• _CHALLENGE_:
Can you copy out the data exactly? Leave the images out.

• _DATASET ROWS_:
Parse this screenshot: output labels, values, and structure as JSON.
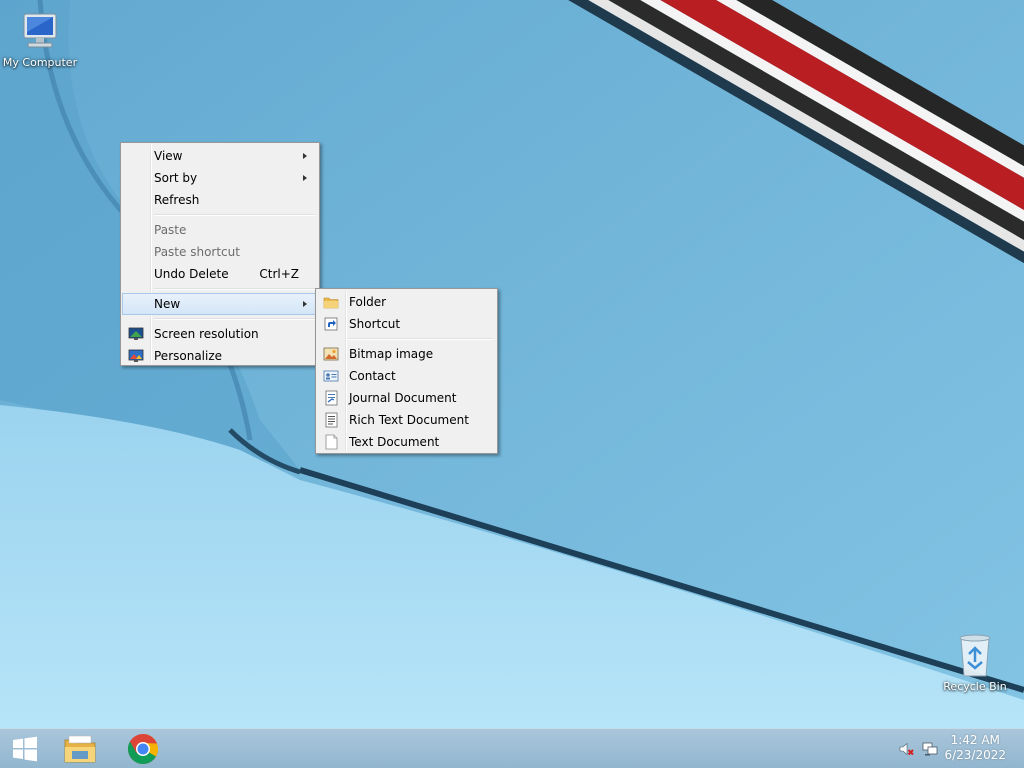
{
  "desktop": {
    "icons": [
      {
        "label": "My Computer",
        "icon": "computer-icon"
      },
      {
        "label": "Recycle Bin",
        "icon": "recycle-bin-icon"
      }
    ]
  },
  "context_menu": {
    "items": [
      {
        "label": "View",
        "submenu": true
      },
      {
        "label": "Sort by",
        "submenu": true
      },
      {
        "label": "Refresh"
      },
      {
        "label": "Paste",
        "disabled": true
      },
      {
        "label": "Paste shortcut",
        "disabled": true
      },
      {
        "label": "Undo Delete",
        "shortcut": "Ctrl+Z"
      },
      {
        "label": "New",
        "submenu": true,
        "highlighted": true
      },
      {
        "label": "Screen resolution",
        "icon": "screen-resolution-icon"
      },
      {
        "label": "Personalize",
        "icon": "personalize-icon"
      }
    ]
  },
  "new_submenu": {
    "items": [
      {
        "label": "Folder",
        "icon": "folder-icon"
      },
      {
        "label": "Shortcut",
        "icon": "shortcut-icon"
      },
      {
        "label": "Bitmap image",
        "icon": "bitmap-image-icon"
      },
      {
        "label": "Contact",
        "icon": "contact-icon"
      },
      {
        "label": "Journal Document",
        "icon": "journal-document-icon"
      },
      {
        "label": "Rich Text Document",
        "icon": "rich-text-document-icon"
      },
      {
        "label": "Text Document",
        "icon": "text-document-icon"
      }
    ]
  },
  "taskbar": {
    "buttons": [
      {
        "name": "start",
        "icon": "windows-logo-icon"
      },
      {
        "name": "file-explorer",
        "icon": "file-explorer-icon"
      },
      {
        "name": "chrome",
        "icon": "chrome-icon"
      }
    ],
    "tray": [
      {
        "icon": "volume-muted-icon"
      },
      {
        "icon": "network-icon"
      }
    ],
    "clock": {
      "time": "1:42 AM",
      "date": "6/23/2022"
    }
  },
  "colors": {
    "menu_bg": "#f0f0f0",
    "menu_highlight": "#d4e6f8",
    "taskbar": "#9fbfd5",
    "wallpaper": "#7cc0e2"
  }
}
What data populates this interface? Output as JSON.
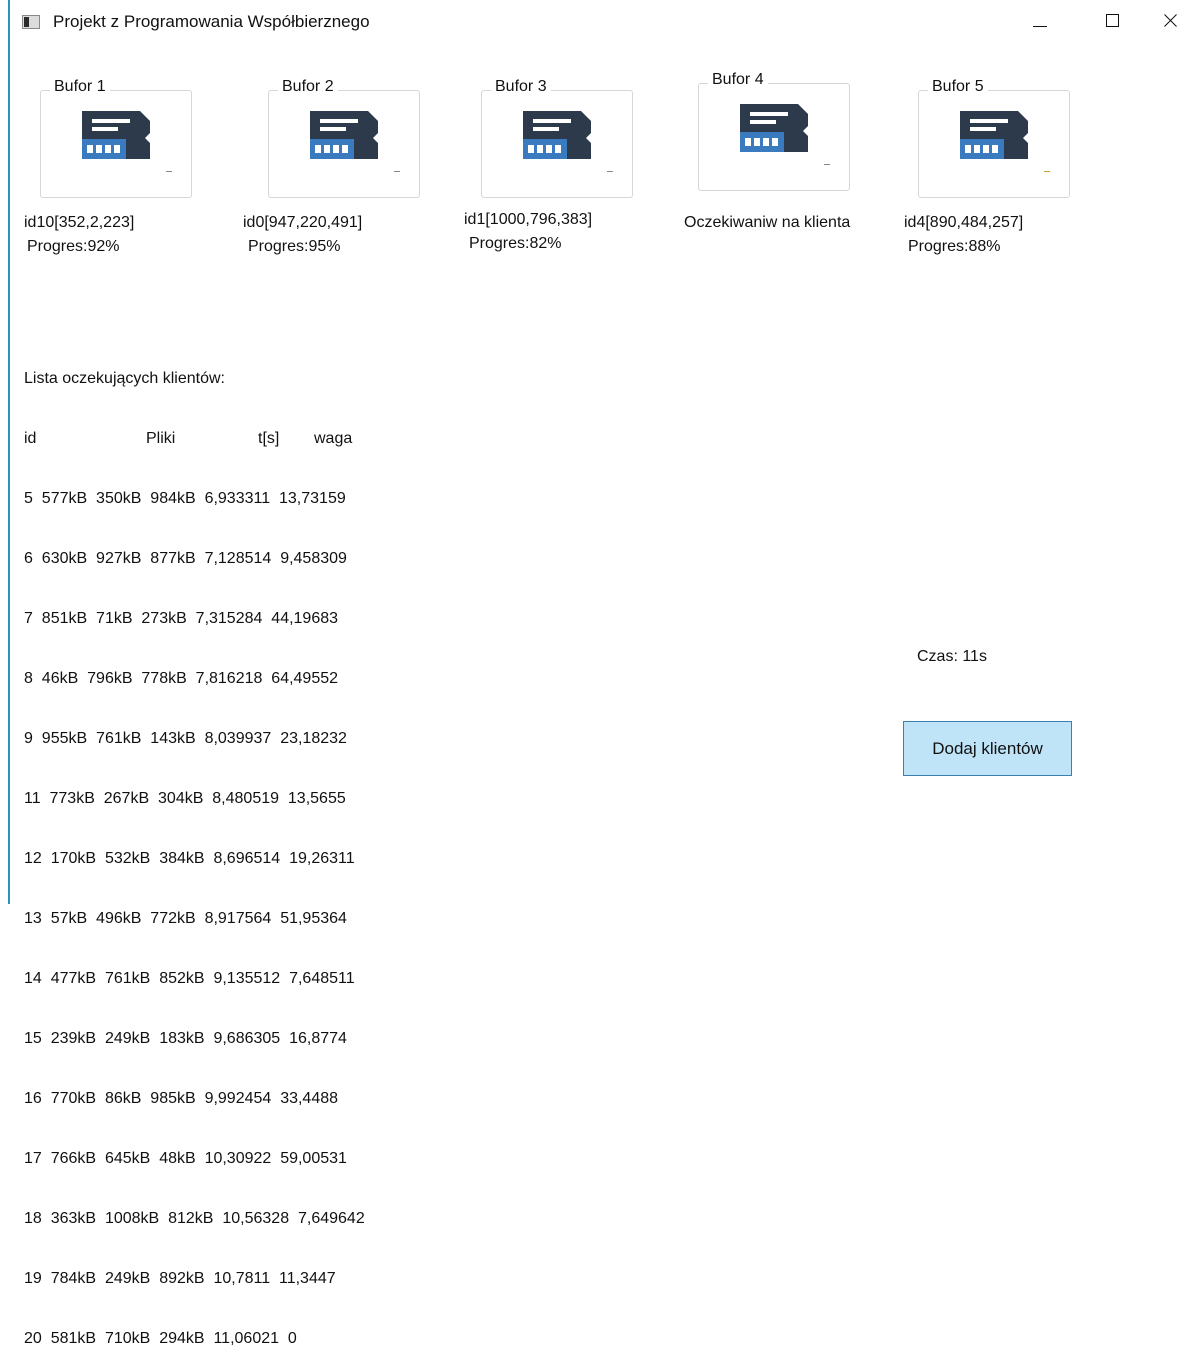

• _TASK SOLUTION_:
Parse this screenshot: output labels, values, and structure as JSON.
{
  "desktop": {
    "icons": [
      {
        "label": "My Computer",
        "icon": "computer-icon"
      },
      {
        "label": "Recycle Bin",
        "icon": "recycle-bin-icon"
      }
    ]
  },
  "context_menu": {
    "items": [
      {
        "label": "View",
        "submenu": true
      },
      {
        "label": "Sort by",
        "submenu": true
      },
      {
        "label": "Refresh"
      },
      {
        "label": "Paste",
        "disabled": true
      },
      {
        "label": "Paste shortcut",
        "disabled": true
      },
      {
        "label": "Undo Delete",
        "shortcut": "Ctrl+Z"
      },
      {
        "label": "New",
        "submenu": true,
        "highlighted": true
      },
      {
        "label": "Screen resolution",
        "icon": "screen-resolution-icon"
      },
      {
        "label": "Personalize",
        "icon": "personalize-icon"
      }
    ]
  },
  "new_submenu": {
    "items": [
      {
        "label": "Folder",
        "icon": "folder-icon"
      },
      {
        "label": "Shortcut",
        "icon": "shortcut-icon"
      },
      {
        "label": "Bitmap image",
        "icon": "bitmap-image-icon"
      },
      {
        "label": "Contact",
        "icon": "contact-icon"
      },
      {
        "label": "Journal Document",
        "icon": "journal-document-icon"
      },
      {
        "label": "Rich Text Document",
        "icon": "rich-text-document-icon"
      },
      {
        "label": "Text Document",
        "icon": "text-document-icon"
      }
    ]
  },
  "taskbar": {
    "buttons": [
      {
        "name": "start",
        "icon": "windows-logo-icon"
      },
      {
        "name": "file-explorer",
        "icon": "file-explorer-icon"
      },
      {
        "name": "chrome",
        "icon": "chrome-icon"
      }
    ],
    "tray": [
      {
        "icon": "volume-muted-icon"
      },
      {
        "icon": "network-icon"
      }
    ],
    "clock": {
      "time": "1:42 AM",
      "date": "6/23/2022"
    }
  },
  "colors": {
    "menu_bg": "#f0f0f0",
    "menu_highlight": "#d4e6f8",
    "taskbar": "#9fbfd5",
    "wallpaper": "#7cc0e2"
  }
}
What data populates this interface? Output as JSON.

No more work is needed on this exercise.